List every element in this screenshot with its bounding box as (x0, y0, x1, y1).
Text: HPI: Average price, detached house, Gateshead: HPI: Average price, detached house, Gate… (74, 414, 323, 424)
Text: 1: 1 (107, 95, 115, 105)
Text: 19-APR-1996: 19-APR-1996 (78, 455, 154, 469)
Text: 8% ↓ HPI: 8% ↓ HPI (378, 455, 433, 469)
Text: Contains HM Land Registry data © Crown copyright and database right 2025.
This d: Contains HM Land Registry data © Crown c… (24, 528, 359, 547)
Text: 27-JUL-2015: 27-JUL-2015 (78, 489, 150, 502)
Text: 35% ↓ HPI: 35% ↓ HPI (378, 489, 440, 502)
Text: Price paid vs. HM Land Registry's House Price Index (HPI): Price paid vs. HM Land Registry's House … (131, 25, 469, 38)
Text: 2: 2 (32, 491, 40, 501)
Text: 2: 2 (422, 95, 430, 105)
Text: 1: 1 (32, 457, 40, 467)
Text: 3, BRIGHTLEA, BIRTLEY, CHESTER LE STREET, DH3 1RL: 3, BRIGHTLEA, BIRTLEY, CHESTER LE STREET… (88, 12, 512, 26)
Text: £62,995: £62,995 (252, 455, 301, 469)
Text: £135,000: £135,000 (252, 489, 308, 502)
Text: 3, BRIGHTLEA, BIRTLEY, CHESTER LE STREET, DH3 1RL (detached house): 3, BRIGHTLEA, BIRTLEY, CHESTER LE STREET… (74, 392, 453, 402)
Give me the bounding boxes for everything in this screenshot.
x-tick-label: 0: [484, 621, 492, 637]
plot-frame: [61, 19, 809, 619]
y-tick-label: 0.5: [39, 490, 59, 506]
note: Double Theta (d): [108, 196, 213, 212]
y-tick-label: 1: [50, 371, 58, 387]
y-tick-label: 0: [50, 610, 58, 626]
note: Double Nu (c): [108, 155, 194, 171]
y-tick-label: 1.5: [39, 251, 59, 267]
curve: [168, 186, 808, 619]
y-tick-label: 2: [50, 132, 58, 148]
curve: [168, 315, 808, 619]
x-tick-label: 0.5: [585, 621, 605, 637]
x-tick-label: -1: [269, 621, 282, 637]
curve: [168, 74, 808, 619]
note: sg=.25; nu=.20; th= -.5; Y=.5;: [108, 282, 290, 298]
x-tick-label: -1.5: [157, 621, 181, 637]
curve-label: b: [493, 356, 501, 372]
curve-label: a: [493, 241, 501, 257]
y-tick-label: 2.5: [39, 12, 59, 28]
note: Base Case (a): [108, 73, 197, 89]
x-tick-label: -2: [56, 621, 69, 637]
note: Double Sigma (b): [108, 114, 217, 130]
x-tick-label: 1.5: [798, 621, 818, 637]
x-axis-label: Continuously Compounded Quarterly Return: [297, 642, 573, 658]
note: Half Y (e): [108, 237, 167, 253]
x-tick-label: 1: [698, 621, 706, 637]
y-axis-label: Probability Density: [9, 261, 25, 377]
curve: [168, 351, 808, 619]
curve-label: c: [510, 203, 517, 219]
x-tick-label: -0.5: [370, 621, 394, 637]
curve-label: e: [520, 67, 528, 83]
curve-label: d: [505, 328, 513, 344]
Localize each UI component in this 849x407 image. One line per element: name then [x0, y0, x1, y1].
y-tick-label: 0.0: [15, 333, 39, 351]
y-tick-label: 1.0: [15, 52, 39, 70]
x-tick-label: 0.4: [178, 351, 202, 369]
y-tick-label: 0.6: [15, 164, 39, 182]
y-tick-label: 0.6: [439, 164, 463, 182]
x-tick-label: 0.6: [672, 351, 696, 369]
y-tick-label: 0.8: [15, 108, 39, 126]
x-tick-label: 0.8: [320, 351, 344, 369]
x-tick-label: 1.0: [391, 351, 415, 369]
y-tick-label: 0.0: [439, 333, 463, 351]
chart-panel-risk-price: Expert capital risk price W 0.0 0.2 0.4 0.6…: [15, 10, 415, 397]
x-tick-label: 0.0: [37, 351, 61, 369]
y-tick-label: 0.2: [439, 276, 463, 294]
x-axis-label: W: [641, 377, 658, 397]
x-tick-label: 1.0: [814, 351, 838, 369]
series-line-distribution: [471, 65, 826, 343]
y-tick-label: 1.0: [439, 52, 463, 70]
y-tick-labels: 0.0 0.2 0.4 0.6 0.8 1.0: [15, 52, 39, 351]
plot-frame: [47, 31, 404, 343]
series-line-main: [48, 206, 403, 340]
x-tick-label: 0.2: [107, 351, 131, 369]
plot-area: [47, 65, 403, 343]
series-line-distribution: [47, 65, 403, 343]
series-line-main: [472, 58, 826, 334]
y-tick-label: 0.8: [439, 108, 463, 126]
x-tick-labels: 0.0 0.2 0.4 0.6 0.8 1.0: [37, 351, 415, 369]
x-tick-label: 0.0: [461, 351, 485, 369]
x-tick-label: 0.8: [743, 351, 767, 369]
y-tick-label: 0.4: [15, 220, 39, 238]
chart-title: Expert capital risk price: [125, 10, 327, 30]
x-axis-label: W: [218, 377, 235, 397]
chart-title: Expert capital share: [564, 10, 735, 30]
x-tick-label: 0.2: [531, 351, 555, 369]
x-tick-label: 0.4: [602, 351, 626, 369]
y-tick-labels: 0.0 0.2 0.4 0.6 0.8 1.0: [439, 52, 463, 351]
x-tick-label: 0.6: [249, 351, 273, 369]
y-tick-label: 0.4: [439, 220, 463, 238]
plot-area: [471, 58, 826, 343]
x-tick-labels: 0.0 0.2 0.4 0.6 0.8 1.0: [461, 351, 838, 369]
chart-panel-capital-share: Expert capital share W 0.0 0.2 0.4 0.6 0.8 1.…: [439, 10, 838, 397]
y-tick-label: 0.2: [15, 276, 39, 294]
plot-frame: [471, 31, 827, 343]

__Set exercise__: Copy out all of the entries above, line for line, with every character unchanged.

__Reply__:
List every element in this screenshot with its bounding box as (x0, y0, x1, y1).
Text: HPI: Average price, detached house, Gateshead: HPI: Average price, detached house, Gate… (74, 414, 323, 424)
Text: 1: 1 (107, 95, 115, 105)
Text: 19-APR-1996: 19-APR-1996 (78, 455, 154, 469)
Text: 8% ↓ HPI: 8% ↓ HPI (378, 455, 433, 469)
Text: Contains HM Land Registry data © Crown copyright and database right 2025.
This d: Contains HM Land Registry data © Crown c… (24, 528, 359, 547)
Text: 27-JUL-2015: 27-JUL-2015 (78, 489, 150, 502)
Text: 35% ↓ HPI: 35% ↓ HPI (378, 489, 440, 502)
Text: Price paid vs. HM Land Registry's House Price Index (HPI): Price paid vs. HM Land Registry's House … (131, 25, 469, 38)
Text: 2: 2 (32, 491, 40, 501)
Text: 2: 2 (422, 95, 430, 105)
Text: 1: 1 (32, 457, 40, 467)
Text: 3, BRIGHTLEA, BIRTLEY, CHESTER LE STREET, DH3 1RL: 3, BRIGHTLEA, BIRTLEY, CHESTER LE STREET… (88, 12, 512, 26)
Text: £62,995: £62,995 (252, 455, 301, 469)
Text: £135,000: £135,000 (252, 489, 308, 502)
Text: 3, BRIGHTLEA, BIRTLEY, CHESTER LE STREET, DH3 1RL (detached house): 3, BRIGHTLEA, BIRTLEY, CHESTER LE STREET… (74, 392, 453, 402)
Give me the bounding boxes for everything in this screenshot.
x-tick-label: 0: [484, 621, 492, 637]
plot-frame: [61, 19, 809, 619]
y-tick-label: 0.5: [39, 490, 59, 506]
note: Double Theta (d): [108, 196, 213, 212]
y-tick-label: 1: [50, 371, 58, 387]
y-tick-label: 0: [50, 610, 58, 626]
note: Double Nu (c): [108, 155, 194, 171]
y-tick-label: 1.5: [39, 251, 59, 267]
curve: [168, 186, 808, 619]
y-tick-label: 2: [50, 132, 58, 148]
curve: [168, 315, 808, 619]
x-tick-label: 0.5: [585, 621, 605, 637]
x-tick-label: -1: [269, 621, 282, 637]
curve: [168, 74, 808, 619]
note: sg=.25; nu=.20; th= -.5; Y=.5;: [108, 282, 290, 298]
x-tick-label: -1.5: [157, 621, 181, 637]
curve-label: b: [493, 356, 501, 372]
curve-label: a: [493, 241, 501, 257]
y-tick-label: 2.5: [39, 12, 59, 28]
note: Base Case (a): [108, 73, 197, 89]
x-tick-label: -2: [56, 621, 69, 637]
note: Double Sigma (b): [108, 114, 217, 130]
x-tick-label: 1.5: [798, 621, 818, 637]
x-axis-label: Continuously Compounded Quarterly Return: [297, 642, 573, 658]
note: Half Y (e): [108, 237, 167, 253]
x-tick-label: 1: [698, 621, 706, 637]
y-axis-label: Probability Density: [9, 261, 25, 377]
curve: [168, 351, 808, 619]
curve-label: c: [510, 203, 517, 219]
x-tick-label: -0.5: [370, 621, 394, 637]
curve-label: e: [520, 67, 528, 83]
curve-label: d: [505, 328, 513, 344]
Localize each UI component in this 849x407 image. One line per element: name then [x0, y0, x1, y1].
y-tick-label: 0.0: [15, 333, 39, 351]
y-tick-label: 1.0: [15, 52, 39, 70]
x-tick-label: 0.4: [178, 351, 202, 369]
y-tick-label: 0.6: [15, 164, 39, 182]
y-tick-label: 0.6: [439, 164, 463, 182]
x-tick-label: 0.6: [672, 351, 696, 369]
y-tick-label: 0.8: [15, 108, 39, 126]
x-tick-label: 0.8: [320, 351, 344, 369]
x-tick-label: 1.0: [391, 351, 415, 369]
y-tick-label: 0.0: [439, 333, 463, 351]
chart-panel-risk-price: Expert capital risk price W 0.0 0.2 0.4 0.6…: [15, 10, 415, 397]
x-tick-label: 0.0: [37, 351, 61, 369]
y-tick-label: 0.2: [439, 276, 463, 294]
x-axis-label: W: [641, 377, 658, 397]
x-tick-label: 1.0: [814, 351, 838, 369]
series-line-distribution: [471, 65, 826, 343]
y-tick-label: 1.0: [439, 52, 463, 70]
y-tick-labels: 0.0 0.2 0.4 0.6 0.8 1.0: [15, 52, 39, 351]
plot-frame: [47, 31, 404, 343]
series-line-main: [48, 206, 403, 340]
x-tick-label: 0.2: [107, 351, 131, 369]
plot-area: [47, 65, 403, 343]
series-line-distribution: [47, 65, 403, 343]
series-line-main: [472, 58, 826, 334]
y-tick-label: 0.8: [439, 108, 463, 126]
x-tick-labels: 0.0 0.2 0.4 0.6 0.8 1.0: [37, 351, 415, 369]
x-tick-label: 0.0: [461, 351, 485, 369]
x-tick-label: 0.8: [743, 351, 767, 369]
y-tick-label: 0.4: [15, 220, 39, 238]
chart-title: Expert capital risk price: [125, 10, 327, 30]
x-axis-label: W: [218, 377, 235, 397]
chart-title: Expert capital share: [564, 10, 735, 30]
x-tick-label: 0.2: [531, 351, 555, 369]
x-tick-label: 0.4: [602, 351, 626, 369]
y-tick-labels: 0.0 0.2 0.4 0.6 0.8 1.0: [439, 52, 463, 351]
x-tick-label: 0.6: [249, 351, 273, 369]
y-tick-label: 0.4: [439, 220, 463, 238]
plot-area: [471, 58, 826, 343]
x-tick-labels: 0.0 0.2 0.4 0.6 0.8 1.0: [461, 351, 838, 369]
chart-panel-capital-share: Expert capital share W 0.0 0.2 0.4 0.6 0.8 1.…: [439, 10, 838, 397]
y-tick-label: 0.2: [15, 276, 39, 294]
plot-frame: [471, 31, 827, 343]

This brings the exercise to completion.